Stated problem:
Locate and copy each line in the data that contains the word "Expert".

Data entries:
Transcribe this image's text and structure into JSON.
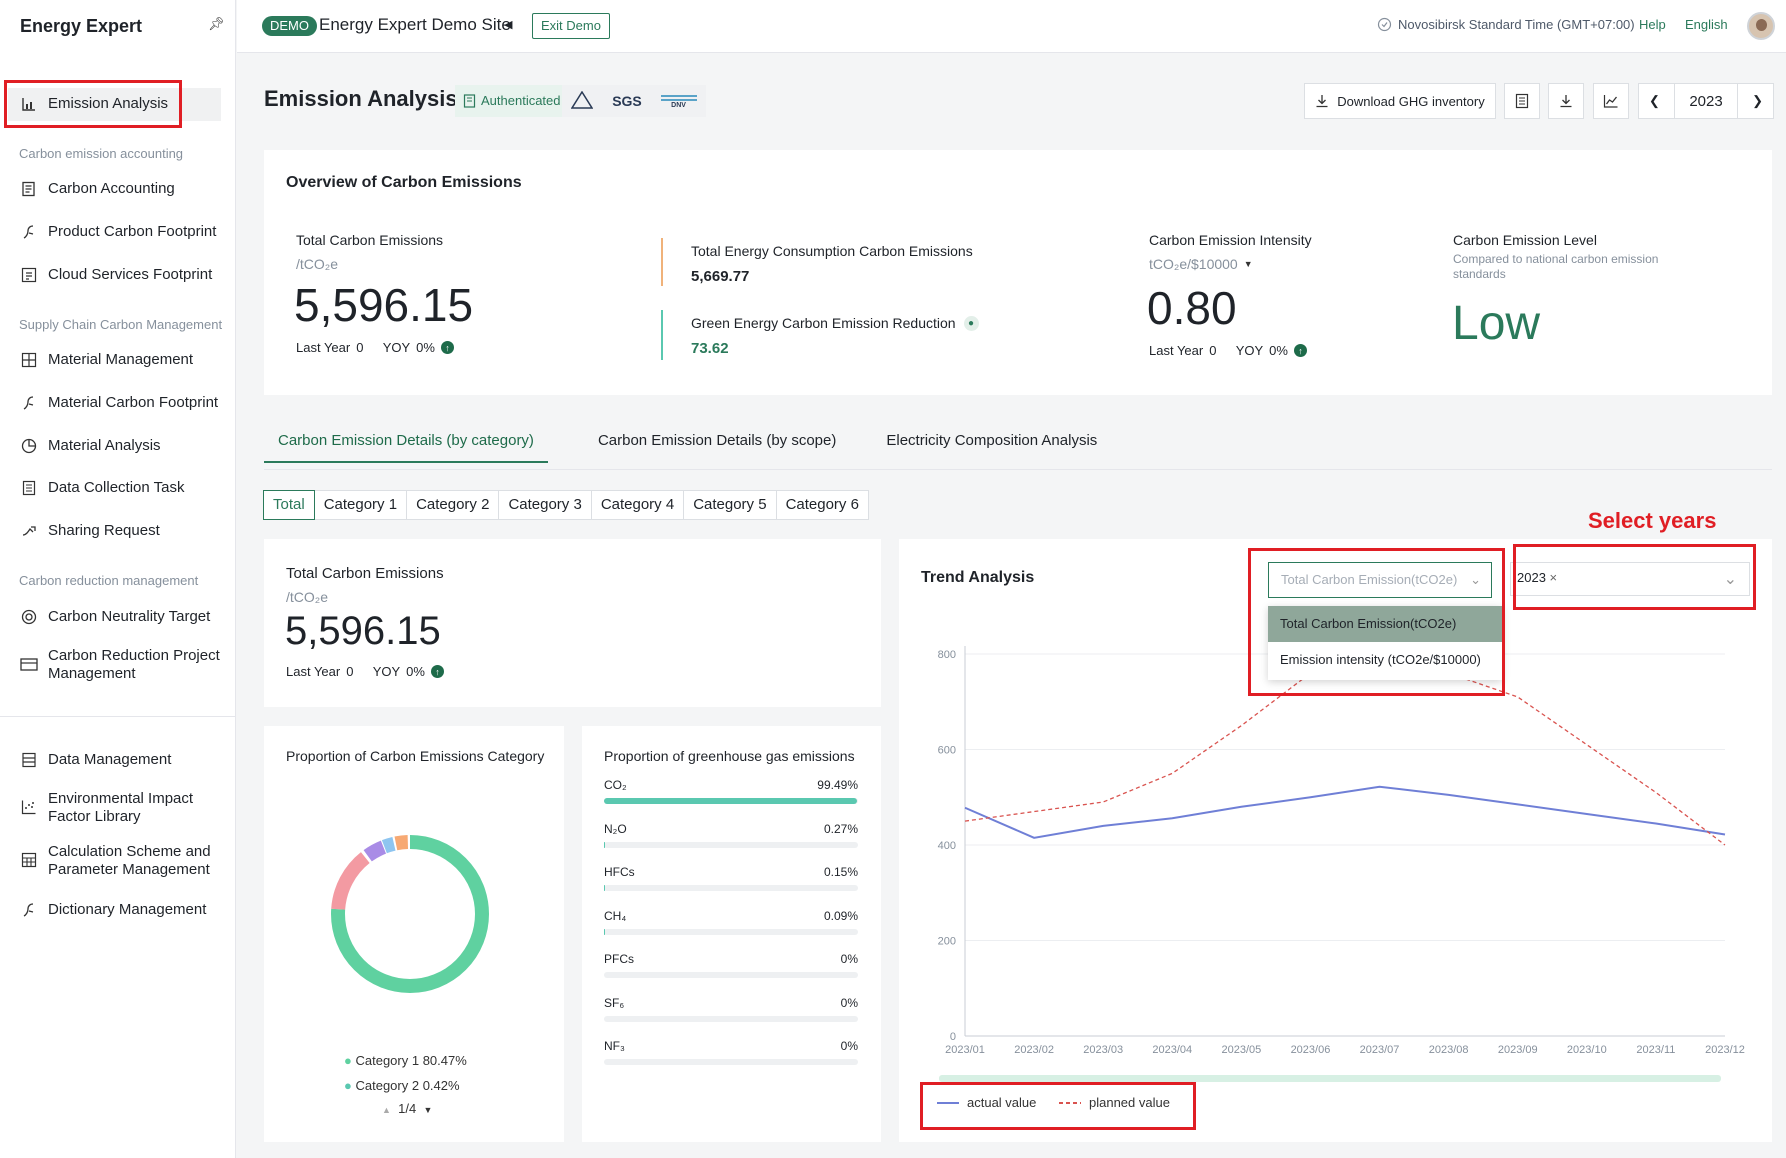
{
  "sidebar": {
    "brand": "Energy Expert",
    "items": [
      {
        "label": "Emission Analysis",
        "icon": "chart-icon"
      },
      {
        "section": "Carbon emission accounting"
      },
      {
        "label": "Carbon Accounting",
        "icon": "ledger-icon"
      },
      {
        "label": "Product Carbon Footprint",
        "icon": "footprint-icon"
      },
      {
        "label": "Cloud Services Footprint",
        "icon": "cloud-grid-icon"
      },
      {
        "section": "Supply Chain Carbon Management"
      },
      {
        "label": "Material Management",
        "icon": "material-icon"
      },
      {
        "label": "Material Carbon Footprint",
        "icon": "footprint-icon"
      },
      {
        "label": "Material Analysis",
        "icon": "pie-icon"
      },
      {
        "label": "Data Collection Task",
        "icon": "document-icon"
      },
      {
        "label": "Sharing Request",
        "icon": "share-icon"
      },
      {
        "section": "Carbon reduction management"
      },
      {
        "label": "Carbon Neutrality Target",
        "icon": "target-icon"
      },
      {
        "label": "Carbon Reduction Project Management",
        "icon": "project-icon"
      },
      {
        "label": "Data Management",
        "icon": "database-icon"
      },
      {
        "label": "Environmental Impact Factor Library",
        "icon": "scatter-icon"
      },
      {
        "label": "Calculation Scheme and Parameter Management",
        "icon": "calculator-icon"
      },
      {
        "label": "Dictionary Management",
        "icon": "dictionary-icon"
      }
    ]
  },
  "topbar": {
    "demo": "DEMO",
    "site": "Energy Expert Demo Site",
    "exit": "Exit Demo",
    "timezone": "Novosibirsk Standard Time (GMT+07:00)",
    "help": "Help",
    "language": "English"
  },
  "header": {
    "title": "Emission Analysis",
    "auth": "Authenticated",
    "certs": [
      "SGS",
      "DNV"
    ],
    "download": "Download GHG inventory",
    "year": "2023"
  },
  "overview": {
    "title": "Overview of Carbon Emissions",
    "total_label": "Total Carbon Emissions",
    "total_unit": "/tCO₂e",
    "total_value": "5,596.15",
    "last_year": "Last Year",
    "last_year_val": "0",
    "yoy": "YOY",
    "yoy_val": "0%",
    "energy_label": "Total Energy Consumption Carbon Emissions",
    "energy_value": "5,669.77",
    "green_label": "Green Energy Carbon Emission Reduction",
    "green_value": "73.62",
    "intensity_label": "Carbon Emission Intensity",
    "intensity_unit": "tCO₂e/$10000",
    "intensity_value": "0.80",
    "level_label": "Carbon Emission Level",
    "level_sub": "Compared to national carbon emission standards",
    "level_value": "Low"
  },
  "tabs": [
    "Carbon Emission Details (by category)",
    "Carbon Emission Details (by scope)",
    "Electricity Composition Analysis"
  ],
  "category_tabs": [
    "Total",
    "Category 1",
    "Category 2",
    "Category 3",
    "Category 4",
    "Category 5",
    "Category 6"
  ],
  "summary": {
    "label": "Total Carbon Emissions",
    "unit": "/tCO₂e",
    "value": "5,596.15",
    "last_year": "Last Year",
    "last_year_val": "0",
    "yoy": "YOY",
    "yoy_val": "0%"
  },
  "proportion": {
    "title": "Proportion of Carbon Emissions Category",
    "legend": [
      {
        "name": "Category 1",
        "value": "80.47%"
      },
      {
        "name": "Category 2",
        "value": "0.42%"
      }
    ],
    "pager": "1/4",
    "colors": [
      "#5fd1a0",
      "#f39aa2",
      "#a98ce6",
      "#8ec5f0",
      "#f7a973"
    ]
  },
  "ghg": {
    "title": "Proportion of greenhouse gas emissions",
    "rows": [
      {
        "name": "CO₂",
        "value": "99.49%",
        "pct": 99.49
      },
      {
        "name": "N₂O",
        "value": "0.27%",
        "pct": 0.27
      },
      {
        "name": "HFCs",
        "value": "0.15%",
        "pct": 0.15
      },
      {
        "name": "CH₄",
        "value": "0.09%",
        "pct": 0.09
      },
      {
        "name": "PFCs",
        "value": "0%",
        "pct": 0
      },
      {
        "name": "SF₆",
        "value": "0%",
        "pct": 0
      },
      {
        "name": "NF₃",
        "value": "0%",
        "pct": 0
      }
    ]
  },
  "trend": {
    "title": "Trend Analysis",
    "selector_placeholder": "Total Carbon Emission(tCO2e)",
    "options": [
      "Total Carbon Emission(tCO2e)",
      "Emission intensity (tCO2e/$10000)"
    ],
    "year_tag": "2023",
    "annotation": "Select years"
  },
  "chart_data": {
    "type": "line",
    "x": [
      "2023/01",
      "2023/02",
      "2023/03",
      "2023/04",
      "2023/05",
      "2023/06",
      "2023/07",
      "2023/08",
      "2023/09",
      "2023/10",
      "2023/11",
      "2023/12"
    ],
    "yticks": [
      0,
      200,
      400,
      600,
      800
    ],
    "ylim": [
      0,
      800
    ],
    "series": [
      {
        "name": "actual value",
        "color": "#6f7fd6",
        "style": "solid",
        "values": [
          478,
          415,
          440,
          456,
          480,
          500,
          522,
          505,
          485,
          465,
          445,
          422
        ]
      },
      {
        "name": "planned value",
        "color": "#d9534f",
        "style": "dashed",
        "values": [
          450,
          470,
          490,
          550,
          650,
          760,
          820,
          760,
          710,
          610,
          510,
          400
        ]
      }
    ]
  }
}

Exercise answer:
    "brand": "Energy Expert",
    "site": "Energy Expert Demo Site",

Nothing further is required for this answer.